# PASSAGE
Exclusion criteria were: Non-randomized designs, quasi-experimental studies, observational studies, protocols, conference abstracts without full data, and narrative reviews. Trials in which yoga or the comparator exercise was combined with additional co-interventions (e.g., medication programs, manual therapy, acupuncture) that were not matched across groups, making the comparative effect of yoga versus exercise unclear. Studies without extractable outcome data (e.g., data only displayed in figures without numerical values and unavailable from authors). Duplicate publications using overlapping samples (in such cases, the most complete dataset was retained).

Data extraction and management

The research team systematically collected and analyzed key information from the selected studies for quantitative evaluation. This comprehensive dataset encompassed multiple dimensions: researcher identities and study dates, geographical locations, participant age ranges across treatment and comparison cohorts, distinct therapeutic approaches implemented in each group, particular yoga styles employed in the experimental arm, frequency and length of intervention sessions, total treatment period, and assessment criteria. Two investigators independently performed this data collection procedure. Following information gathering, they collaboratively developed a structured data compilation framework, which subsequently underwent verification by an additional researcher. Through collective deliberation among all three team members, consensus was reached regarding the definitive dataset and the organization of the compiled information.

Quality assessment

Two investigators separately performed bias risk evaluations utilizing Review Manager 5.4 software. Following comprehensive article review, they appraised potential biases in the selected research papers. The assessment focused on multiple domains: selection bias (including randomization methods and concealment procedures), performance bias (related to participant and staff blinding), detection bias (concerning outcome evaluator blinding), attrition bias (pertaining to missing data), and reporting bias (involving selective result disclosure). Each criterion was rated according to three categories: (1) minimal bias risk, (2) significant bias risk, or (3) indeterminate bias risk. Upon finishing individual evaluations, the researchers reconciled any discrepancies through deliberation and consultation with a third reviewer.

Data analysis

The research employed Review Manager 5.4, a meta-analysis tool developed by the Cochrane Collaboration, to process all collected study data. Since the dataset exclusively comprised continuous variables, the analysis utilized standardized mean differences (SMD) for effect size estimation. Statistical significance was determined through z-tests with 95% confidence intervals (CIs).

To evaluate inter-group variability, the analysis incorporated both Cochran’s Q test and I² statistics. In cases where the Q test yielded P-values exceeding 0.05 or I² values remained below 50%, indicating minimal heterogeneity, a fixed-effects model was implemented. Conversely, when these thresholds were exceeded, a random-effects model was selected. The I² metric served as the primary measure for quantifying study-to-study variation, with values surpassing 50% denoting significant heterogeneity.

For instances where I² exceeded 50%, additional sensitivity analyses were performed to pinpoint potential causes of variability and offer interpretive insights. Throughout the analysis, statistical significance was established at P-values below 0.05.

# PROBLEMS TO SOLVE
- a) Answer the following questions using the methods passage on comparing yoga with exercise:
(i) Which software did the two investigators use for the bias risk evaluations?
(ii) Which measure was used to estimate effect size?
(iii) When duplicate publications used overlapping samples, which dataset was kept?
- b) According to the methods passage on comparing yoga with exercise, what determined whether a fixed-effects or a random-effects model was used?
- c) Write the next part of the methods passage on comparing yoga with exercise, starting after its final sentence.

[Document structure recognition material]
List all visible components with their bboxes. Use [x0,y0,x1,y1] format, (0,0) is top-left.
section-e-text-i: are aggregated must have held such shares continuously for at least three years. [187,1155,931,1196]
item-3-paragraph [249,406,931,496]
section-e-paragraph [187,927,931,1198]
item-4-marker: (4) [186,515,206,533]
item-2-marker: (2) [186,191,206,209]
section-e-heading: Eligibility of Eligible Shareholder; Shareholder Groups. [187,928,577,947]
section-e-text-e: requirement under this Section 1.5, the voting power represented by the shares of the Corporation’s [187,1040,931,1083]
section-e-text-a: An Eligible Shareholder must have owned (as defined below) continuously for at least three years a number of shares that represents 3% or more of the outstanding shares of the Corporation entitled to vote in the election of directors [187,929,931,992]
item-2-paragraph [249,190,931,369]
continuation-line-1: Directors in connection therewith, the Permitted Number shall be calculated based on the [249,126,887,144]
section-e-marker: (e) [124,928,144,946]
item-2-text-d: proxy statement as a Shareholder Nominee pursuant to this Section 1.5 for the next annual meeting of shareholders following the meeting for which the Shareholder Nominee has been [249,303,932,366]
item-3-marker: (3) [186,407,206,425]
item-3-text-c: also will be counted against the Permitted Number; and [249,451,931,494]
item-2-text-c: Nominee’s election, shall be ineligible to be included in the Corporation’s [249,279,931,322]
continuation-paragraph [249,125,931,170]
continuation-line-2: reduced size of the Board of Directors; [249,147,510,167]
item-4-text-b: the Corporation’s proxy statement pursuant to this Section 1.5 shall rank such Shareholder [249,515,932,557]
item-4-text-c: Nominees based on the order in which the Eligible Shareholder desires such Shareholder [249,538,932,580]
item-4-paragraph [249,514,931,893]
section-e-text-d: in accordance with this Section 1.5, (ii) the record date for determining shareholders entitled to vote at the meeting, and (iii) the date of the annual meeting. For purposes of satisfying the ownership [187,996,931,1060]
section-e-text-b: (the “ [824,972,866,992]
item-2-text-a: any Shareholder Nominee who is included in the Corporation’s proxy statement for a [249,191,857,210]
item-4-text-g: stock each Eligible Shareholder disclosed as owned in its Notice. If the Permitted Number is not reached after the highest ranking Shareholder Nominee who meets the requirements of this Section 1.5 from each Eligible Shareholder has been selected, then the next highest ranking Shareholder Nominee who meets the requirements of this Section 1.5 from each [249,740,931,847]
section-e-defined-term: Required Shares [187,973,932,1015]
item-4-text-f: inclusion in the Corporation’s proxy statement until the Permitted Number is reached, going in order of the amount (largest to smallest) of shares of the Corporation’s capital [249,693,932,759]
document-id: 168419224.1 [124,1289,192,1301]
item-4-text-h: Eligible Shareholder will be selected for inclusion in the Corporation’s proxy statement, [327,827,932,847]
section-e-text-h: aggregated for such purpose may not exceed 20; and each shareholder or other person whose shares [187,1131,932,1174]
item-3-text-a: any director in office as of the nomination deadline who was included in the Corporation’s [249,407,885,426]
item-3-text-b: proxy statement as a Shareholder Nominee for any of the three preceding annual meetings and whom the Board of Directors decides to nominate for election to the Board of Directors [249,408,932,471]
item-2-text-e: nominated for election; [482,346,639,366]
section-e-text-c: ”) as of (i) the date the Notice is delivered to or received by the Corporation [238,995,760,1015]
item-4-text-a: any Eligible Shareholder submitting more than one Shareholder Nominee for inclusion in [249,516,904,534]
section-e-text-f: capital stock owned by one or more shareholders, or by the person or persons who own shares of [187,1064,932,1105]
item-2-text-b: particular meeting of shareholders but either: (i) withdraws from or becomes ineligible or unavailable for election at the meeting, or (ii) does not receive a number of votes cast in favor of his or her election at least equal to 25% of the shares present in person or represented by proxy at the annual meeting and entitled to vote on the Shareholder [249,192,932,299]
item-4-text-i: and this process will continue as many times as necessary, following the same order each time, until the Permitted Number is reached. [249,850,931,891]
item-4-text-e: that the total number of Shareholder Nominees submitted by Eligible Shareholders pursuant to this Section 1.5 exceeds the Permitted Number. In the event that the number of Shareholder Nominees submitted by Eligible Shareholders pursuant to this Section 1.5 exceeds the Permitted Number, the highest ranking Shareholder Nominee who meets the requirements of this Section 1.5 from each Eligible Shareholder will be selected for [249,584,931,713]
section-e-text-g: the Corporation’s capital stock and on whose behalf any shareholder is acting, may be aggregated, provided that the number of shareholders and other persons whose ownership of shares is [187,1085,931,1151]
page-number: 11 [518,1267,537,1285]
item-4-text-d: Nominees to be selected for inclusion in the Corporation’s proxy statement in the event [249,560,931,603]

# RESPONSES IN ORDER
- a)
(i) Review Manager 5.4.
(ii) Standardized mean differences (SMD).
(iii) The most complete dataset.

- b) A fixed-effects model was used when Cochran's Q test gave a P-value above 0.05 or I² stayed below 50%. Either result indicated minimal heterogeneity. When these thresholds were exceeded, a random-effects model was chosen instead.

- c)
Results

Search results

The systematic literature review process is illustrated in Figure 1. Our search strategy yielded 490 potentially relevant publications from five major medical research databases (PubMed: 50 records, Cochrane Library: 201 records, Web of Science: 110 records, Embase: 85 records, PEDro: 44 records). These references were systematically organized using EndNote X9 reference management software. Following the removal of 175 duplicate entries, 315 unique publications remained for preliminary evaluation. The screening procedure involved rigorous assessment of titles and abstracts based on PICO criteria, resulting in the exclusion of 139 review papers and conference proceedings, 85 non-randomized studies, and 65 publications deemed irrelevant to our research focus. Subsequently, we conducted full-text evaluations of 26 selected articles. During the detailed examination phase, 10 articles were eliminated for failing to meet methodological requirements, while 7 additional studies were excluded due to inadequate randomization procedures. The data extraction process led to the exclusion of 2 more studies with insufficient data. Ultimately, our meta-analysis incorporated 7 high-quality randomized controlled trials that satisfied all inclusion criteria.

FIGURE 1.

Literature search and screening flow diagram.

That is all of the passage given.